| MATERIAL SHOWN |
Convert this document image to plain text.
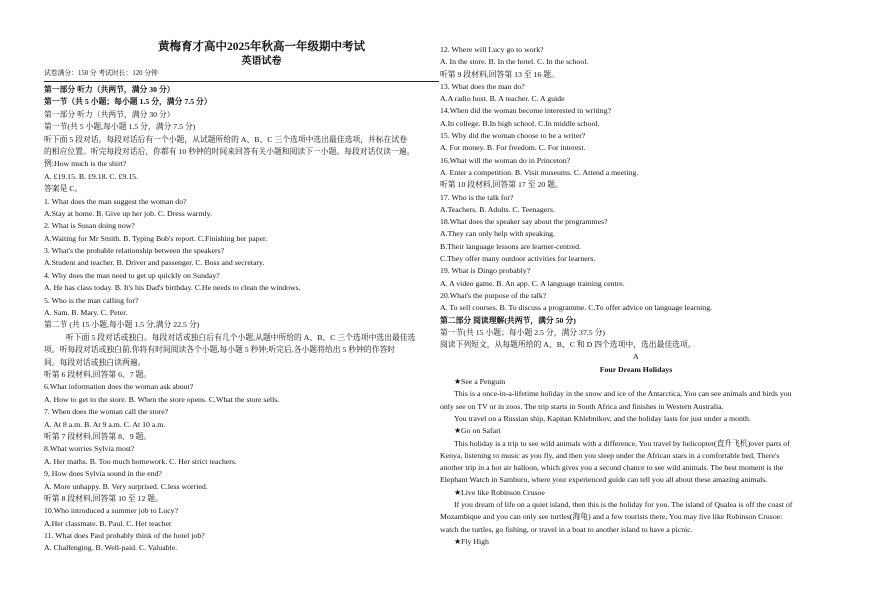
黄梅育才高中2025年秋高一年级期中考试
英语试卷
试卷满分：150 分 考试时长：120 分钟
第一部分 听力（共两节，满分 30 分）
第一节（共 5 小题；每小题 1.5 分，满分 7.5 分）
第一部分 听力（共两节，满分 30 分）
第一节(共 5 小题,每小题 1.5 分，满分 7.5 分)
听下面 5 段对话。每段对话后有一个小题，从试题所给的 A、B、C 三个选项中选出最佳选项，并标在试卷
的相应位置。听完每段对话后，你都有 10 秒钟的时间来回答有关小题和阅读下一小题。每段对话仅读一遍。
例:How much is the shirt?
A. £19.15. B. £9.18. C. £9.15.
答案是 C。
1. What does the man suggest the woman do?
A.Stay at home. B. Give up her job. C. Dress warmly.
2. What is Susan doing now?
A.Waiting for Mr Smith. B. Typing Bob's report. C.Finishing her paper.
3. What's the probable relationship between the speakers?
A.Student and teacher. B. Driver and passenger. C. Boss and secretary.
4. Why does the man need to get up quickly on Sunday?
A. He has class today. B. It's his Dad's birthday. C.He needs to clean the windows.
5. Who is the man calling for?
A. Sam. B. Mary. C. Peter.
第二节 (共 15 小题,每小题 1.5 分,满分 22.5 分)
听下面 5 段对话或独白。每段对话或独白后有几个小题,从题中所给的 A、B、C 三个选项中选出最佳选
项。听每段对话或独白前,你将有时间阅读各个小题,每小题 5 秒钟;听完后,各小题将给出 5 秒钟的作答时
间。每段对话或独白读两遍。
听第 6 段材料,回答第 6、7 题。
6.What information does the woman ask about?
A. How to get to the store. B. When the store opens. C.What the store sells.
7. When does the woman call the store?
A. At 8 a.m. B. At 9 a.m. C. At 10 a.m.
听第 7 段材料,回答第 8、9 题。
8.What worries Sylvia most?
A. Her maths. B. Too much homework. C. Her strict teachers.
9, How does Sylvia sound in the end?
A. More unhappy. B. Very surprised. C.less worried.
听第 8 段材料,回答第 10 至 12 题。
10.Who introduced a summer job to Lucy?
A.Her classmate. B. Paul. C. Her teacher
11. What does Paul probably think of the hotel job?
A. Challenging. B. Well-paid. C. Valuable.
12. Where will Lucy go to work?
A. In the store. B. In the hotel. C. In the school.
听第 9 段材料,回答第 13 至 16 题。
13. What does the man do?
A.A radio host. B. A teacher. C. A guide
14.When did the woman become interested in writing?
A.In college. B.In high school. C.In middle school.
15. Why did the woman choose to be a writer?
A. For money. B. For freedom. C. For interest.
16.What will the woman do in Princeton?
A. Enter a competition. B. Visit museums. C. Attend a meeting.
听第 10 段材料,回答第 17 至 20 题。
17. Who is the talk for?
A.Teachers. B. Adults. C. Teenagers.
18.What does the speaker say about the programmes?
A.They can only help with speaking.
B.Their language lessons are learner-centred.
C.They offer many outdoor activities for learners.
19. What is Dingo probably?
A. A video game. B. An app. C. A language training centre.
20.What's the purpose of the talk?
A. To sell courses. B. To discuss a programme. C.To offer advice on language learning.
第二部分 阅读理解(共两节，满分 50 分)
第一节(共 15 小题；每小题 2.5 分，满分 37.5 分)
阅读下列短文，从每题所给的 A、B、C 和 D 四个选项中，选出最佳选项。
A
Four Dream Holidays
★See a Penguin
This is a once-in-a-lifetime holiday in the snow and ice of the Antarctica, You can see animals and birds you
only see on TV or in zoos. The trip starts in South Africa and finishes in Western Australia.
You travel on a Russian ship, Kapitan Khlebnikov, and the holiday lasts for just under a month.
★Go on Safari
This holiday is a trip to see wild animals with a difference, You travel by helicopter(直升飞机)over parts of
Kenya, listening to music as you fly, and then you sleep under the African stars in a comfortable bed, There's
another trip in a hot air balloon, which gives you a second chance to see wild animals. The best moment is the
Elephant Watch in Samburu, where your experienced guide can tell you all about these amazing animals.
★Live like Robinson Crusoe
If you dream of life on a quiet island, then this is the holiday for you. The island of Qualea is off the coast of
Mozambique and you can only see turtles(海龟) and a few tourists there, You may live like Robinson Crusoe:
watch the turtles, go fishing, or travel in a boat to another island to have a picnic.
★Fly High
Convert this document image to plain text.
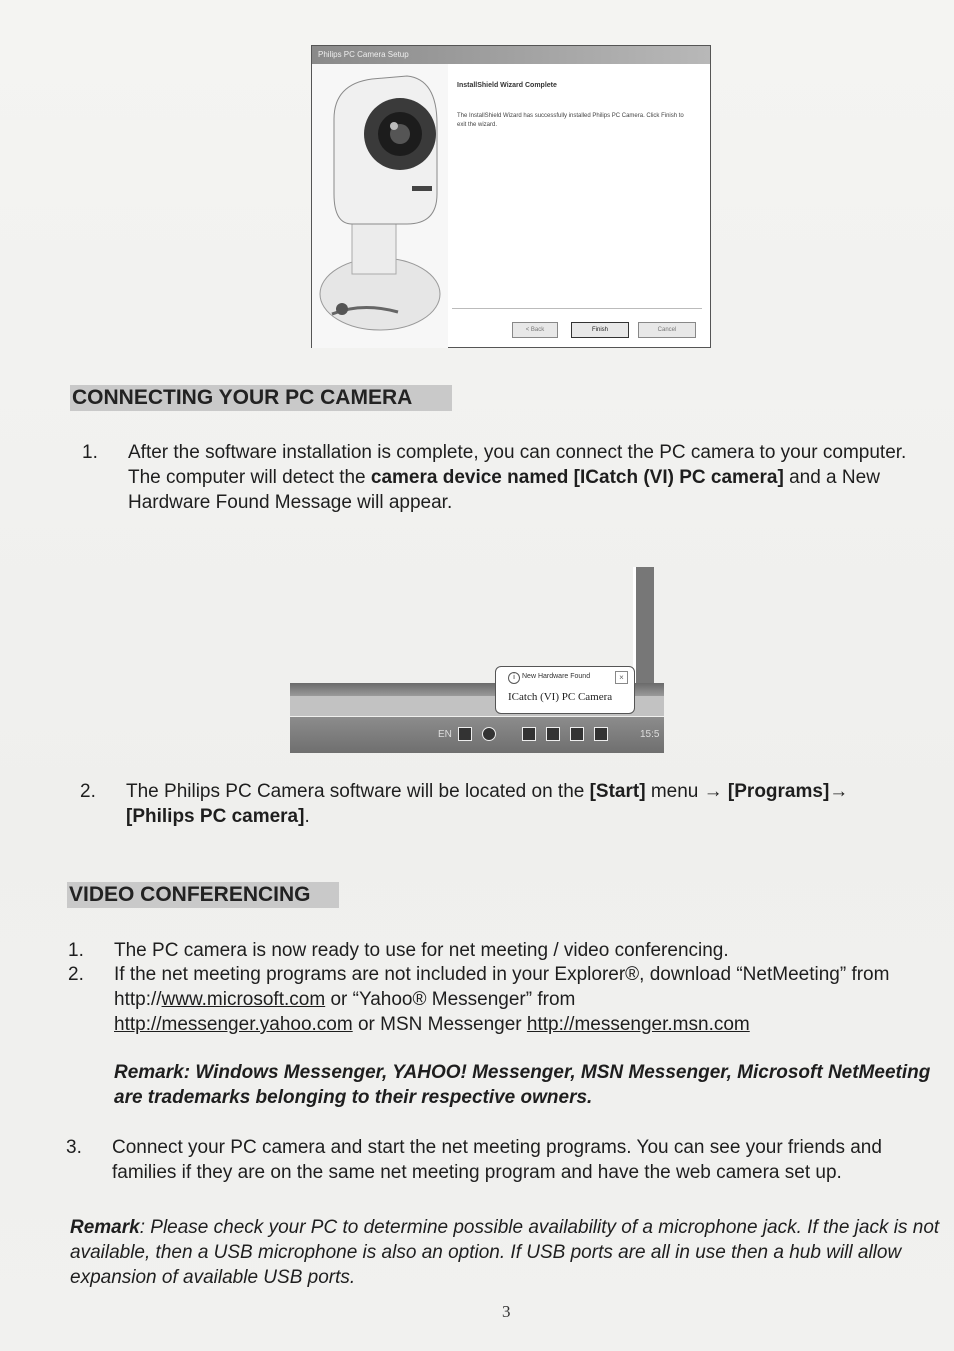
Philips PC Camera Setup
InstallShield Wizard Complete
The InstallShield Wizard has successfully installed Philips PC Camera. Click Finish to exit the wizard.
< Back	Finish	Cancel
CONNECTING YOUR PC CAMERA
1. After the software installation is complete, you can connect the PC camera to your computer. The computer will detect the camera device named [ICatch (VI) PC camera] and a New Hardware Found Message will appear.
EN	15:5
i	New Hardware Found	×
ICatch (VI) PC Camera
2. The Philips PC Camera software will be located on the [Start] menu → [Programs]→
[Philips PC camera].
VIDEO CONFERENCING
1. The PC camera is now ready to use for net meeting / video conferencing.
2. If the net meeting programs are not included in your Explorer®, download “NetMeeting” from http://www.microsoft.com or “Yahoo® Messenger” from
http://messenger.yahoo.com or MSN Messenger http://messenger.msn.com
Remark: Windows Messenger, YAHOO! Messenger, MSN Messenger, Microsoft NetMeeting are trademarks belonging to their respective owners.
3. Connect your PC camera and start the net meeting programs. You can see your friends and families if they are on the same net meeting program and have the web camera set up.
Remark: Please check your PC to determine possible availability of a microphone jack. If the jack is not available, then a USB microphone is also an option. If USB ports are all in use then a hub will allow expansion of available USB ports.
3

| REQUEST |
Pull out every line in the material above where "http" occurs.

| FULL RESPONSE |
2. If the net meeting programs are not included in your Explorer®, download “NetMeeting” from http://www.microsoft.com or “Yahoo® Messenger” from
http://messenger.yahoo.com or MSN Messenger http://messenger.msn.com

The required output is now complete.